_TASK BRIEF_
List every line below containing "time".

_MATERIAL FOR THIS TASK_
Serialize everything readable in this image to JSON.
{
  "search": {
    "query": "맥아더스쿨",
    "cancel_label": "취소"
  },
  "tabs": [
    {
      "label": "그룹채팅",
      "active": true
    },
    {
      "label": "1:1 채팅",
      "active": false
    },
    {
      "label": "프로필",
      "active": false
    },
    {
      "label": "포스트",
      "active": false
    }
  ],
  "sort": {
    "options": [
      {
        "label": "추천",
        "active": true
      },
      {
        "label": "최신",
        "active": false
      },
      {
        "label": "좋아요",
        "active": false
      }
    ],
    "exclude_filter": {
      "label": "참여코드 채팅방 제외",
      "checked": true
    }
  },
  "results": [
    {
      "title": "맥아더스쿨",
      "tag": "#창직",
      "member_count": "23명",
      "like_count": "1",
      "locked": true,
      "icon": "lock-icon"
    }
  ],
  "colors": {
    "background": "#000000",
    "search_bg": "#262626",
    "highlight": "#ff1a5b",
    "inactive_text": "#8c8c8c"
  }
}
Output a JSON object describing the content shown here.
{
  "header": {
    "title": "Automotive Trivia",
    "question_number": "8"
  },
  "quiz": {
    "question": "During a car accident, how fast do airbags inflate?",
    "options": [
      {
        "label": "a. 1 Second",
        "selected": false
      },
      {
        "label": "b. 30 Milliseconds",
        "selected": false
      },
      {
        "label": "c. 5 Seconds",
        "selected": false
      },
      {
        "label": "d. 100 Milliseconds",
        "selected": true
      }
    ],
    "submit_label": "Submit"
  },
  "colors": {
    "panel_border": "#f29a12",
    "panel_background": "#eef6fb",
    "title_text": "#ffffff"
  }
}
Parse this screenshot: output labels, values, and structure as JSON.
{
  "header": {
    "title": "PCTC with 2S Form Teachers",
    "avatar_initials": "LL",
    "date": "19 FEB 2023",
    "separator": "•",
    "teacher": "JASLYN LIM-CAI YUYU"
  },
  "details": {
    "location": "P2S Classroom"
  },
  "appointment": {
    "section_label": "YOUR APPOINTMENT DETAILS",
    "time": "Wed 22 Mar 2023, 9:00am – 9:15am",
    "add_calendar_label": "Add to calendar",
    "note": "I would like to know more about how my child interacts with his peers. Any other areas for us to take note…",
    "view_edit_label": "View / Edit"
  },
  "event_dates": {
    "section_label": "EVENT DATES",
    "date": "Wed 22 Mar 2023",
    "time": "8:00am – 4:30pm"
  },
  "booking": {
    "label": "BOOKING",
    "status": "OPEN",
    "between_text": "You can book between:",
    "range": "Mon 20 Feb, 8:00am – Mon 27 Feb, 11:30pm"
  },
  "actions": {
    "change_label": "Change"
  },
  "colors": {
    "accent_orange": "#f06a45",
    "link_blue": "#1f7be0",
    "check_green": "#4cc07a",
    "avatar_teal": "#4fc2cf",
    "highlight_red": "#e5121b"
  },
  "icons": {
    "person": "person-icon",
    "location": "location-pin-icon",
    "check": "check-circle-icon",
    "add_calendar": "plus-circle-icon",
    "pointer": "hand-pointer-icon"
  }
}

_RESULT BELOW_
    "time": "Wed 22 Mar 2023, 9:00am – 9:15am",
    "time": "8:00am – 4:30pm"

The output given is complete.